**Given records:**
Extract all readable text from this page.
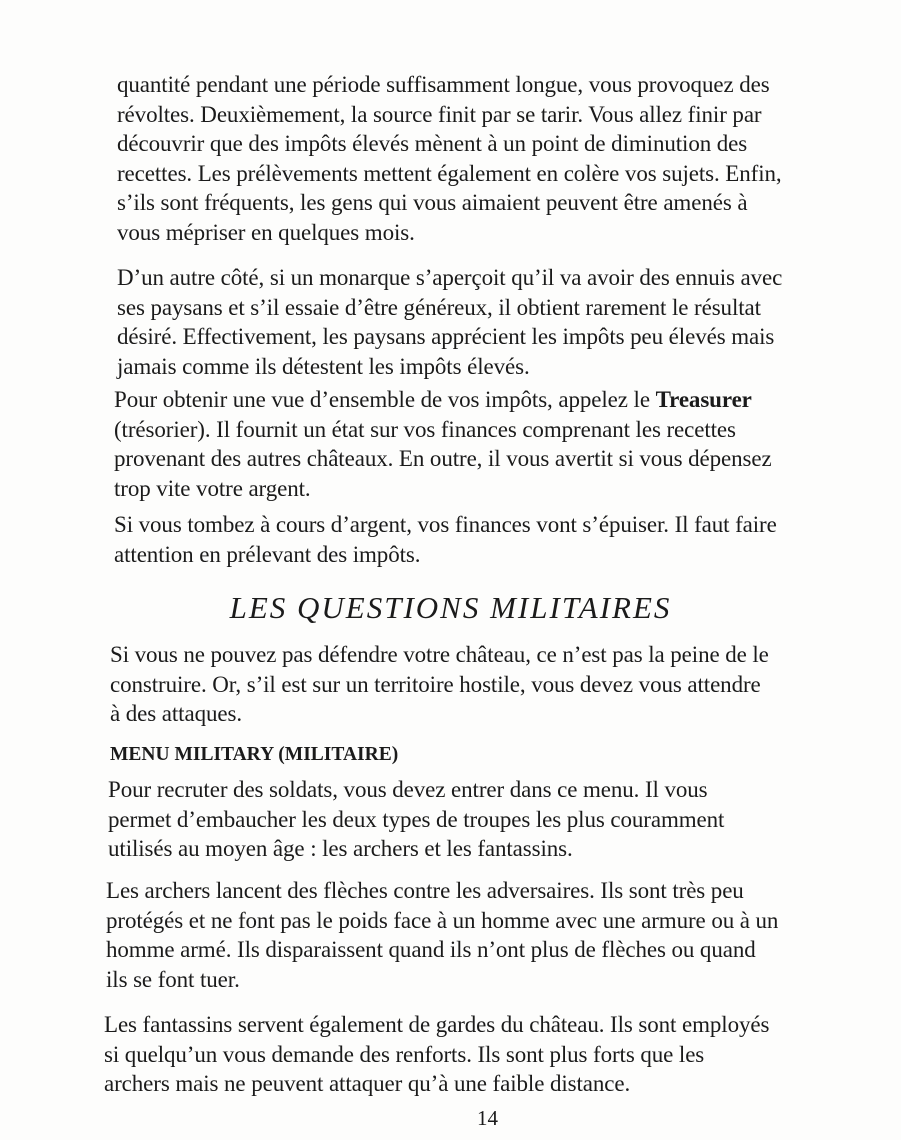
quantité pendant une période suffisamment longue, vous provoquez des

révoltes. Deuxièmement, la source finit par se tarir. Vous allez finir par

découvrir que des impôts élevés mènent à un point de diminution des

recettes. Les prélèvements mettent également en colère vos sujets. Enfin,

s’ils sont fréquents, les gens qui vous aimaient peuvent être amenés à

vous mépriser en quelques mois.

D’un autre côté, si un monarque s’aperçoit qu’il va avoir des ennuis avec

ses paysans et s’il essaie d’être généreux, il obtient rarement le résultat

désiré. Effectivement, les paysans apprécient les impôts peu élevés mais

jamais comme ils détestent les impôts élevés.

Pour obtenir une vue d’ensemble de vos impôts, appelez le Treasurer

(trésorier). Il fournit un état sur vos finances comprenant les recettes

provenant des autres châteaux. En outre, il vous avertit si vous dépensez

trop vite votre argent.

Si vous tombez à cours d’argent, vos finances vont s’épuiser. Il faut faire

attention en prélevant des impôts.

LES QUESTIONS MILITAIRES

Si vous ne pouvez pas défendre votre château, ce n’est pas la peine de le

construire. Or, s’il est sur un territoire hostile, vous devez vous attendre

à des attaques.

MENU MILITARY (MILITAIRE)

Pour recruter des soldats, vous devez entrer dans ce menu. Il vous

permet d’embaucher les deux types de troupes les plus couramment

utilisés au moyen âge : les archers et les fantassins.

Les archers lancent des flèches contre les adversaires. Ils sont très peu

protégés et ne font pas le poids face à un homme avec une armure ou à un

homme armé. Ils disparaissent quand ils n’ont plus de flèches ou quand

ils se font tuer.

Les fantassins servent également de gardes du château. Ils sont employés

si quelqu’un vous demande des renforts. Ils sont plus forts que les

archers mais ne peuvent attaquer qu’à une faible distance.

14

**What this task involves:** Return all of the entries exactly as written, but drop any pictures they hold.

**Expected answer:**
Extract all readable text from this page.
quantité pendant une période suffisamment longue, vous provoquez des

révoltes. Deuxièmement, la source finit par se tarir. Vous allez finir par

découvrir que des impôts élevés mènent à un point de diminution des

recettes. Les prélèvements mettent également en colère vos sujets. Enfin,

s’ils sont fréquents, les gens qui vous aimaient peuvent être amenés à

vous mépriser en quelques mois.

D’un autre côté, si un monarque s’aperçoit qu’il va avoir des ennuis avec

ses paysans et s’il essaie d’être généreux, il obtient rarement le résultat

désiré. Effectivement, les paysans apprécient les impôts peu élevés mais

jamais comme ils détestent les impôts élevés.

Pour obtenir une vue d’ensemble de vos impôts, appelez le Treasurer

(trésorier). Il fournit un état sur vos finances comprenant les recettes

provenant des autres châteaux. En outre, il vous avertit si vous dépensez

trop vite votre argent.

Si vous tombez à cours d’argent, vos finances vont s’épuiser. Il faut faire

attention en prélevant des impôts.

LES QUESTIONS MILITAIRES

Si vous ne pouvez pas défendre votre château, ce n’est pas la peine de le

construire. Or, s’il est sur un territoire hostile, vous devez vous attendre

à des attaques.

MENU MILITARY (MILITAIRE)

Pour recruter des soldats, vous devez entrer dans ce menu. Il vous

permet d’embaucher les deux types de troupes les plus couramment

utilisés au moyen âge : les archers et les fantassins.

Les archers lancent des flèches contre les adversaires. Ils sont très peu

protégés et ne font pas le poids face à un homme avec une armure ou à un

homme armé. Ils disparaissent quand ils n’ont plus de flèches ou quand

ils se font tuer.

Les fantassins servent également de gardes du château. Ils sont employés

si quelqu’un vous demande des renforts. Ils sont plus forts que les

archers mais ne peuvent attaquer qu’à une faible distance.

14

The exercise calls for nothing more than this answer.